▸ WHAT TO DO:
Pick out every line holding the string "Conf" and copy it.

Entries taken from a collection:
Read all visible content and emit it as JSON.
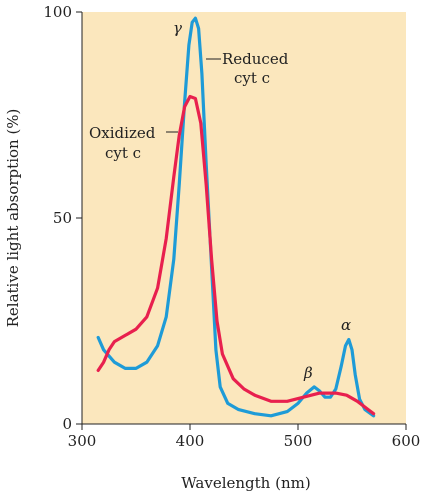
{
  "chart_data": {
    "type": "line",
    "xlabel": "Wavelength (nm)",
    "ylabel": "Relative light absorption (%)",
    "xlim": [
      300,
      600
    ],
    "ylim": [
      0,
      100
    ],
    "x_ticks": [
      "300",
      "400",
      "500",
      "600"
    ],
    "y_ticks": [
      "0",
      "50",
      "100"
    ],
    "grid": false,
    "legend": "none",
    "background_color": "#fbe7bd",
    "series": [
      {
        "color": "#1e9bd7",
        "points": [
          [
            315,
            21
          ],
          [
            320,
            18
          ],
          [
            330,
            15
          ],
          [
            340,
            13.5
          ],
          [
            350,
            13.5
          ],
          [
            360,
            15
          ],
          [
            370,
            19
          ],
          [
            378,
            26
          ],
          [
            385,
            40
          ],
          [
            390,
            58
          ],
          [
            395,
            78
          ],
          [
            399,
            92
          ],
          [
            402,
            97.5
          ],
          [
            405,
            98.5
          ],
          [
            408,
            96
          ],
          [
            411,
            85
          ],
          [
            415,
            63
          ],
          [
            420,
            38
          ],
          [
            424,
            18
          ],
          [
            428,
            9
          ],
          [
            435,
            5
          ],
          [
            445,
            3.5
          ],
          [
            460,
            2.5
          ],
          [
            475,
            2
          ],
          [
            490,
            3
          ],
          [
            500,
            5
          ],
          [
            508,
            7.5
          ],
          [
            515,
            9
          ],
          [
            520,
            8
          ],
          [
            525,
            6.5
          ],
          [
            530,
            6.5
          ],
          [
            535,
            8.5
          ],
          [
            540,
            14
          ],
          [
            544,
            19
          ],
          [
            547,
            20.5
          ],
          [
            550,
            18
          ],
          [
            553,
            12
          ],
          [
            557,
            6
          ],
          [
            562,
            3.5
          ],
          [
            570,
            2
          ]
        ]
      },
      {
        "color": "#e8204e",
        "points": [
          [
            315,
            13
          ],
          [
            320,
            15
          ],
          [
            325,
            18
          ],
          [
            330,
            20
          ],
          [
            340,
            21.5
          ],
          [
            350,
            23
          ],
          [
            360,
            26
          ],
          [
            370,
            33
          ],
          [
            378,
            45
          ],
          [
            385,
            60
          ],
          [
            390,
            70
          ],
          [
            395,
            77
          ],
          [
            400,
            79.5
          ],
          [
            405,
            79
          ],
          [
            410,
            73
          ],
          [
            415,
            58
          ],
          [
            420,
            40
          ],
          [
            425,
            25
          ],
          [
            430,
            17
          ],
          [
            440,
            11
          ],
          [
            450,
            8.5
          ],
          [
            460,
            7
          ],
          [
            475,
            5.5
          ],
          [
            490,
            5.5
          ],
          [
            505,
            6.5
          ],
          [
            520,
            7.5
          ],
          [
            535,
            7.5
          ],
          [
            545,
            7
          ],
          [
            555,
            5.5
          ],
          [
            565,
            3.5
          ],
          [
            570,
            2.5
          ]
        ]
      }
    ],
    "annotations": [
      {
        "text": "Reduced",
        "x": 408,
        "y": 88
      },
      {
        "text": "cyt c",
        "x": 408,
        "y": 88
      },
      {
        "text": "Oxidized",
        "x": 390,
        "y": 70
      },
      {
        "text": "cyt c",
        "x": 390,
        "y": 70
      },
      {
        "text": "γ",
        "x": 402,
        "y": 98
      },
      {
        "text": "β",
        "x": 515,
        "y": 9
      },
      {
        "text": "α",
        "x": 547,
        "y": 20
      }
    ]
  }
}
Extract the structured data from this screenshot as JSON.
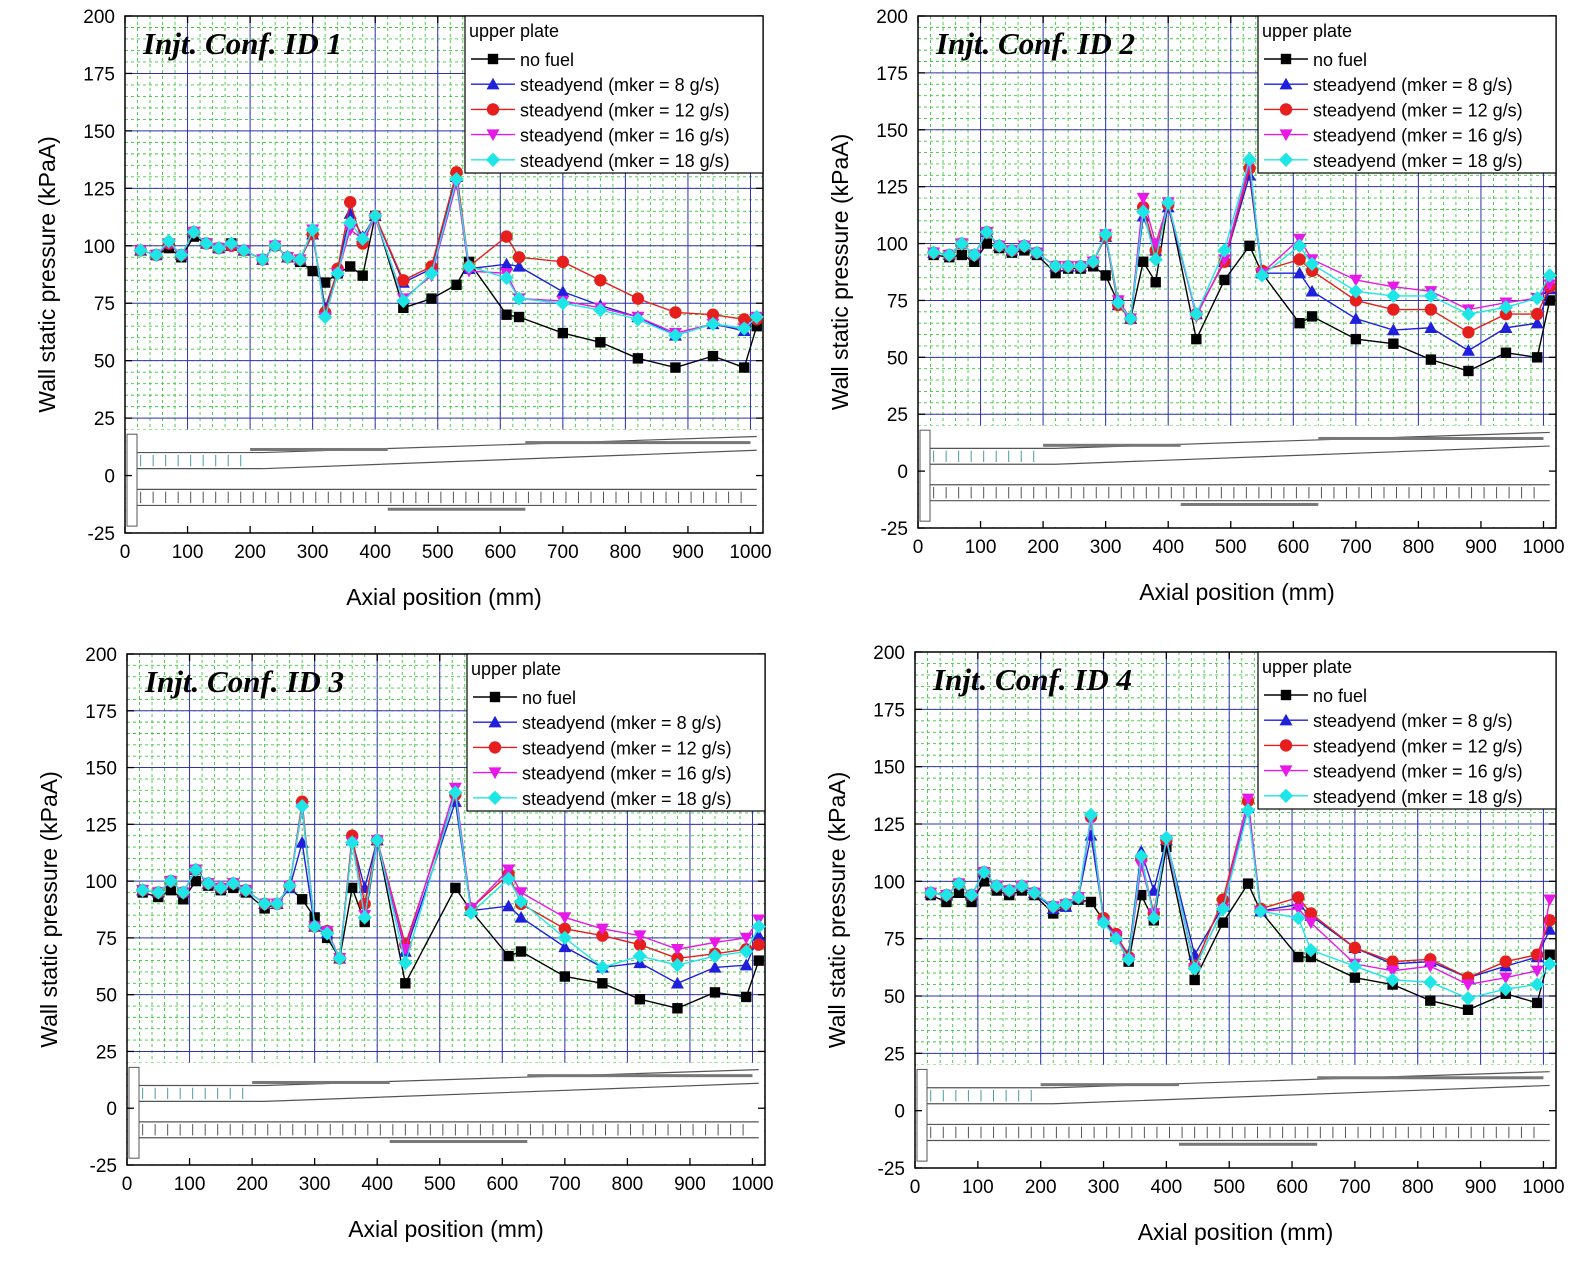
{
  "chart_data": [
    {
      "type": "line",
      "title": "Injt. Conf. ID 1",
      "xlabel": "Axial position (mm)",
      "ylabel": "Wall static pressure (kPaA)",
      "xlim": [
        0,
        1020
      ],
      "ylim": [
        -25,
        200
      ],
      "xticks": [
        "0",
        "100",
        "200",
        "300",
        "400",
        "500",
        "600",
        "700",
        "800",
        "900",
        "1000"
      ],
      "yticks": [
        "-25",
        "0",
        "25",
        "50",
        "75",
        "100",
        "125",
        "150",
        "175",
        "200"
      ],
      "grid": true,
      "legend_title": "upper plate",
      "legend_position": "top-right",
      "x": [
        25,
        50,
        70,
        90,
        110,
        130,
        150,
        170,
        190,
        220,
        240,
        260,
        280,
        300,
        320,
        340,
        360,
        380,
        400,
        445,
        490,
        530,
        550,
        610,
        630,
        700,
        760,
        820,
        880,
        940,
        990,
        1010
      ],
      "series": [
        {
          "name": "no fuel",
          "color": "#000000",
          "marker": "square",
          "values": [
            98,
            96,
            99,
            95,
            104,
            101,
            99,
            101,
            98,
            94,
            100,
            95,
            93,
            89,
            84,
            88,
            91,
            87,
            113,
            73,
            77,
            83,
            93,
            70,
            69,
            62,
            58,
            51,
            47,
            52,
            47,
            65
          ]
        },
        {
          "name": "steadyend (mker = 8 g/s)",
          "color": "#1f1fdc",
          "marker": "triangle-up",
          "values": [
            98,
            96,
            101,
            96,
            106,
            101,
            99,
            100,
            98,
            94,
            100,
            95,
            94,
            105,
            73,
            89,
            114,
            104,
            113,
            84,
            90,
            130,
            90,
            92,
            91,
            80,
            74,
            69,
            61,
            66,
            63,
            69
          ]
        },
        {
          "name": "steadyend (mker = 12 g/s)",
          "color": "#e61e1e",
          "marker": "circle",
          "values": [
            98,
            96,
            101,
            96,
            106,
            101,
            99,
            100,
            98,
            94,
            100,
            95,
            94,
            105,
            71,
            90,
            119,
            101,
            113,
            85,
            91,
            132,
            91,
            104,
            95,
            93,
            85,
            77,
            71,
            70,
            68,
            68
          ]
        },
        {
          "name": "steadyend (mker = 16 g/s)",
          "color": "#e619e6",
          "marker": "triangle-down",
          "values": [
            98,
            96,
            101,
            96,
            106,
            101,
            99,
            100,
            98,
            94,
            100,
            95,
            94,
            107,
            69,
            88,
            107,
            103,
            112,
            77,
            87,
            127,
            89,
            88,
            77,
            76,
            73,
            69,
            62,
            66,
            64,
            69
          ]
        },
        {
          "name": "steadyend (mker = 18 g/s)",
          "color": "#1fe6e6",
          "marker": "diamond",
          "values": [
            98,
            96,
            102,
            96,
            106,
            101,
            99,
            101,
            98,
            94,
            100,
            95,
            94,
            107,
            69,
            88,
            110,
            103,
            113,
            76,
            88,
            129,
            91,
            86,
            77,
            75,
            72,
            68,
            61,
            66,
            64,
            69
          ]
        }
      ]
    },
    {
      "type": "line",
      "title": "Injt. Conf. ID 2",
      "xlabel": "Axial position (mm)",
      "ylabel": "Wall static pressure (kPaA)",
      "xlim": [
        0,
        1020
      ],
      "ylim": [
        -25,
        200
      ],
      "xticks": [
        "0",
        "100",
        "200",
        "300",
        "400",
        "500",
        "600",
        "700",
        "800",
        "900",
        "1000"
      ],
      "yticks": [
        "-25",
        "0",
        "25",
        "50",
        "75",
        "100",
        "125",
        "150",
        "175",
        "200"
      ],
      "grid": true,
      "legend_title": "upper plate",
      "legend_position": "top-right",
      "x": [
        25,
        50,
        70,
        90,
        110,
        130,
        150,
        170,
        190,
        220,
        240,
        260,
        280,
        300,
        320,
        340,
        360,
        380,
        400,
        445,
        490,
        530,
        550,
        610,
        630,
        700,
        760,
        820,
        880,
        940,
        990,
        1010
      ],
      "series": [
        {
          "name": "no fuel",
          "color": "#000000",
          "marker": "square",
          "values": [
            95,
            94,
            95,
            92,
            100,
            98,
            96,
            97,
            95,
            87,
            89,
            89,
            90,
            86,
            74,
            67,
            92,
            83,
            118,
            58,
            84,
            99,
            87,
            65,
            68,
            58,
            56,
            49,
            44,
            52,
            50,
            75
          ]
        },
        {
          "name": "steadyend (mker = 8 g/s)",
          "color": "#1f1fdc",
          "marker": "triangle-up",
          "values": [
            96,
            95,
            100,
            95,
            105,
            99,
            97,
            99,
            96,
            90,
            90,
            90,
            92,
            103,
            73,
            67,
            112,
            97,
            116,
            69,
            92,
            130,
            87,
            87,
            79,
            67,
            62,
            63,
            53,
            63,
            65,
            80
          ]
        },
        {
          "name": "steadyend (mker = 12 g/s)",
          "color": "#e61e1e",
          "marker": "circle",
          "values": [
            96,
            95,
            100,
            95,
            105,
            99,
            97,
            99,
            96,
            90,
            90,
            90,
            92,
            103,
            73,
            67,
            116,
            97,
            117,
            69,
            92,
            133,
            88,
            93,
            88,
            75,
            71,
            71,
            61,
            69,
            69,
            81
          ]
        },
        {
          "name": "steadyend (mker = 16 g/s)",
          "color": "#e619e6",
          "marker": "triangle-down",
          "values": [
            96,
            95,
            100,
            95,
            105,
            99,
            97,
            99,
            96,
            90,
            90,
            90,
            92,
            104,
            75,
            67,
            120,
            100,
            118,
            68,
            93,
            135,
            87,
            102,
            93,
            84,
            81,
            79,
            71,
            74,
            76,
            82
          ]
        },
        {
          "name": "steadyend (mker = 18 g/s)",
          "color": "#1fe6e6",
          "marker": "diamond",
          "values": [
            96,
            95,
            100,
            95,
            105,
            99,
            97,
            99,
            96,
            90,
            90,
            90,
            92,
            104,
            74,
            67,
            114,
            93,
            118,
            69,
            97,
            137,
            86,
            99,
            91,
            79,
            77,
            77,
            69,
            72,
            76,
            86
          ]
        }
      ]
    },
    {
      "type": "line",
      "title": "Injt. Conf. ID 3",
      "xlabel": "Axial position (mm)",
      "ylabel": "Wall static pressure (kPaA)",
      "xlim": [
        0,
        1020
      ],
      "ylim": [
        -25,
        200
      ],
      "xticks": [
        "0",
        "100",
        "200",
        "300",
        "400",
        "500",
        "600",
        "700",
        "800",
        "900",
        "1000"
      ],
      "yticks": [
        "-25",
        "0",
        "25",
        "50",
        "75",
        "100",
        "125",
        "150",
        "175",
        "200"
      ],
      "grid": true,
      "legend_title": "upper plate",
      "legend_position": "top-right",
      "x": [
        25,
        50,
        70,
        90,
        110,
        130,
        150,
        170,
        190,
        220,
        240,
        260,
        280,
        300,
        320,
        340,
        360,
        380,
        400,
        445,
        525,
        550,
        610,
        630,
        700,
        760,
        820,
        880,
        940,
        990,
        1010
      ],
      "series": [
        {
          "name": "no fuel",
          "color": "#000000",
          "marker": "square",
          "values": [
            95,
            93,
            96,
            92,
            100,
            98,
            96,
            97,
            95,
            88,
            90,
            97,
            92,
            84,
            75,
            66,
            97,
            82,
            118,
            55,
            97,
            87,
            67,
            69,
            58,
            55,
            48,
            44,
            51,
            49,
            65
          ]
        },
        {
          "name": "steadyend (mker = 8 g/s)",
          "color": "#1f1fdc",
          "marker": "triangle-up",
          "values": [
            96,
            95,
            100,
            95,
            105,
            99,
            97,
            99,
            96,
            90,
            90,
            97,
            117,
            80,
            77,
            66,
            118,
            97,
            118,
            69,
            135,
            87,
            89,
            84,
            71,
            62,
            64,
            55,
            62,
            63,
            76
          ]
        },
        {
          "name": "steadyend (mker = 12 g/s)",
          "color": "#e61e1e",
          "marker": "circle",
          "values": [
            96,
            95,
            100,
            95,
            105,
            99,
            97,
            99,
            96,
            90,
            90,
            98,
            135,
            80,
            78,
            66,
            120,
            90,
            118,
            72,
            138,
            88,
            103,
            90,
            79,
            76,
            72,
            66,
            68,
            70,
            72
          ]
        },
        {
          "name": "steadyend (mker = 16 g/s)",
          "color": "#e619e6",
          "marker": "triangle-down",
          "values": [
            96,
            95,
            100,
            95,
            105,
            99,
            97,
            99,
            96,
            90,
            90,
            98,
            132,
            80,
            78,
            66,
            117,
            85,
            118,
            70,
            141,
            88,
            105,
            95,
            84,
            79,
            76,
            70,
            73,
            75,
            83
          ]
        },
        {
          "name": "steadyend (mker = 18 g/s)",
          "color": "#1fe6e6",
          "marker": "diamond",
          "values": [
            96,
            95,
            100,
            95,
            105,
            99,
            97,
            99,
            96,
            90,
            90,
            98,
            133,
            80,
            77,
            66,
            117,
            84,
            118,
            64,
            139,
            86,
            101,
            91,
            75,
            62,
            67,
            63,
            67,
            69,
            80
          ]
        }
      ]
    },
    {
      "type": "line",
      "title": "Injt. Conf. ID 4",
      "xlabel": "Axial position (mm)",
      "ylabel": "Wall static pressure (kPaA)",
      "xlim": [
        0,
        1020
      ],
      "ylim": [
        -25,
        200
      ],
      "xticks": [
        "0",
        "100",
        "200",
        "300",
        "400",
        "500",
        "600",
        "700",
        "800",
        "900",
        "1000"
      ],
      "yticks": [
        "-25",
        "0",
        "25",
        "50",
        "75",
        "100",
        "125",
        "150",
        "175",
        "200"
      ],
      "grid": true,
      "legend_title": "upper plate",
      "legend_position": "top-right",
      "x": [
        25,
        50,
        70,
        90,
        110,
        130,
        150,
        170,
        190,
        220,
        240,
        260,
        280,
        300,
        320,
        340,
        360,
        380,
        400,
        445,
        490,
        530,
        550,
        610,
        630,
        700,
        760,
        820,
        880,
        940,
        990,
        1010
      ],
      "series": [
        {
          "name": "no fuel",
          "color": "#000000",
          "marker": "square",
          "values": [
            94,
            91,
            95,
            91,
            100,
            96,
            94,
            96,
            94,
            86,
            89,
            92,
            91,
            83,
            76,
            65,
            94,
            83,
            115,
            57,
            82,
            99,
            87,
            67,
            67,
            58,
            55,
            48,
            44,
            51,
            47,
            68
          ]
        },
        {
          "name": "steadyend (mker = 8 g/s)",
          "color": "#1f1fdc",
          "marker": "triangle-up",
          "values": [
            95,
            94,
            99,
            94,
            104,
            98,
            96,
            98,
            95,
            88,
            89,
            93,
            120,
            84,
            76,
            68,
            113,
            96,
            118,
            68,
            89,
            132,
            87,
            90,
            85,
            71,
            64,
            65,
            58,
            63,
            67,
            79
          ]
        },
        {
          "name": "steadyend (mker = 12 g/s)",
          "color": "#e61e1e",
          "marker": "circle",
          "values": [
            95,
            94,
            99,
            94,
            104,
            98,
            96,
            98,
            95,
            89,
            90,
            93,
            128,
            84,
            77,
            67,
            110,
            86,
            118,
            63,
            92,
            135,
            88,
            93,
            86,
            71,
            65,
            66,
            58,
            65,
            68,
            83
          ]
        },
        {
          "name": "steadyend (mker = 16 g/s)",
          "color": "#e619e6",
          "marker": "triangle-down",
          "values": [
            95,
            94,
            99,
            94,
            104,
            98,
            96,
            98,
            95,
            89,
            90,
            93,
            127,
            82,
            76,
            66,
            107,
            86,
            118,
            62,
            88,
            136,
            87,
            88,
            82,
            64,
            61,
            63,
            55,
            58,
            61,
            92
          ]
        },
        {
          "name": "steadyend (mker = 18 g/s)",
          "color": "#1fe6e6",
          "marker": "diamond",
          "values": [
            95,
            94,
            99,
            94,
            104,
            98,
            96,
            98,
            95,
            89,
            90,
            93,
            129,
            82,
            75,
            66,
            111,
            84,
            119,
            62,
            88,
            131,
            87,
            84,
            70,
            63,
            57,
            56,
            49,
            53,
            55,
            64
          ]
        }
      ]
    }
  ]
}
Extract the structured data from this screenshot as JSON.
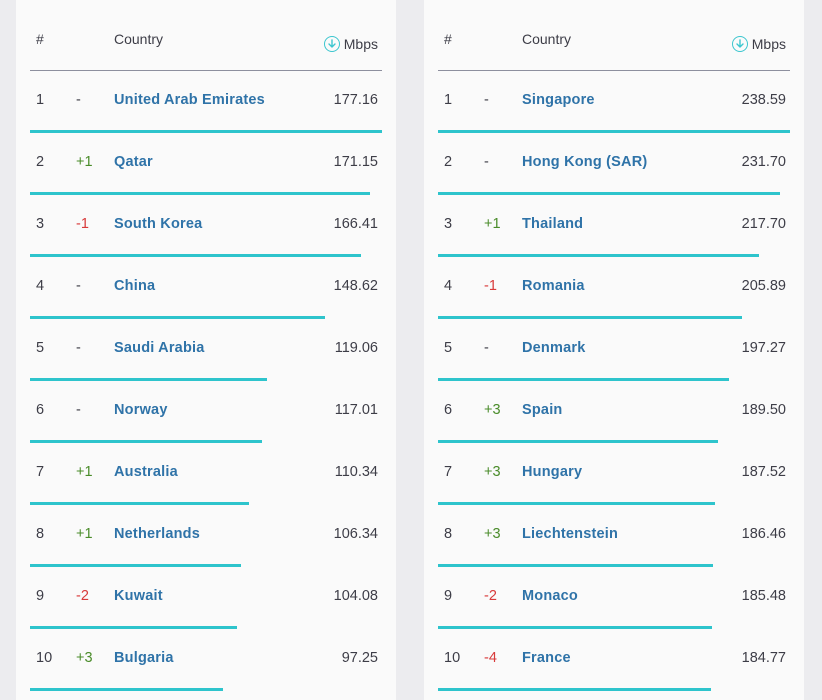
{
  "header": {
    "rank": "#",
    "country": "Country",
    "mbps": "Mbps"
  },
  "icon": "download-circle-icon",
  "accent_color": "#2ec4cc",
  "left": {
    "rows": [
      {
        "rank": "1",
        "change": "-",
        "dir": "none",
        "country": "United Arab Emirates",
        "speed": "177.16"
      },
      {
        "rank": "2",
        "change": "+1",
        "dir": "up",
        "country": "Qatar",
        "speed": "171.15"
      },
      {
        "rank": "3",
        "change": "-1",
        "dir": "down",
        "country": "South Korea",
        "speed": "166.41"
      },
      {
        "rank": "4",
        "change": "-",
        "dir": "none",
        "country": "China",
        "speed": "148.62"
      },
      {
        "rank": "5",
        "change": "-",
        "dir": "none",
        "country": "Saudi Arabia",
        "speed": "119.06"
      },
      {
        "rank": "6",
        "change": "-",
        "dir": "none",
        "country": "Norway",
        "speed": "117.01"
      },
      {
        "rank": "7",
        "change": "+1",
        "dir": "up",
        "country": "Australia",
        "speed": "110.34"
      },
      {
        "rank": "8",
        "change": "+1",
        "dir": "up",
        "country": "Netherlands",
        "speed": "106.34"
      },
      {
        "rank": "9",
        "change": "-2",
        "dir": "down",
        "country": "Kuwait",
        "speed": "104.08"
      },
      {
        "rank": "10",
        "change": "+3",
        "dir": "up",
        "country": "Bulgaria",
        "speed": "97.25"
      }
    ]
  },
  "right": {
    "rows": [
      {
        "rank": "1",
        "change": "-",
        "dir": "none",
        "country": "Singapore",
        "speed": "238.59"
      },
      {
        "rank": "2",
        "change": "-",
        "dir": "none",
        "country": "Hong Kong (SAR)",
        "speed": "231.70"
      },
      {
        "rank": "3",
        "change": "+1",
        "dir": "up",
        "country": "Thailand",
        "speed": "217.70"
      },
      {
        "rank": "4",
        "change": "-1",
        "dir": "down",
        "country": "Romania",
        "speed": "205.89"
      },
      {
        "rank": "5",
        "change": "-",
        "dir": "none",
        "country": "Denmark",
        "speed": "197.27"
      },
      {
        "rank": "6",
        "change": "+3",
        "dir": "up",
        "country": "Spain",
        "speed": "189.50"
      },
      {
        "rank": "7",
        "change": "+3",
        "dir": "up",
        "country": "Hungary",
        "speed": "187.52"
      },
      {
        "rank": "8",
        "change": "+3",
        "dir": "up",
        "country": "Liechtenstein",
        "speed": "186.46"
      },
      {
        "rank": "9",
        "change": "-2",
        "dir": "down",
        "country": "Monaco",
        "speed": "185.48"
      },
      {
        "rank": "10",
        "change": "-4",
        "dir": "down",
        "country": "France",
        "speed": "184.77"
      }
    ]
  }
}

▸ OUTPUT:
      "title": "Injt. Conf. ID 1",
      "title": "Injt. Conf. ID 2",
      "title": "Injt. Conf. ID 3",
      "title": "Injt. Conf. ID 4",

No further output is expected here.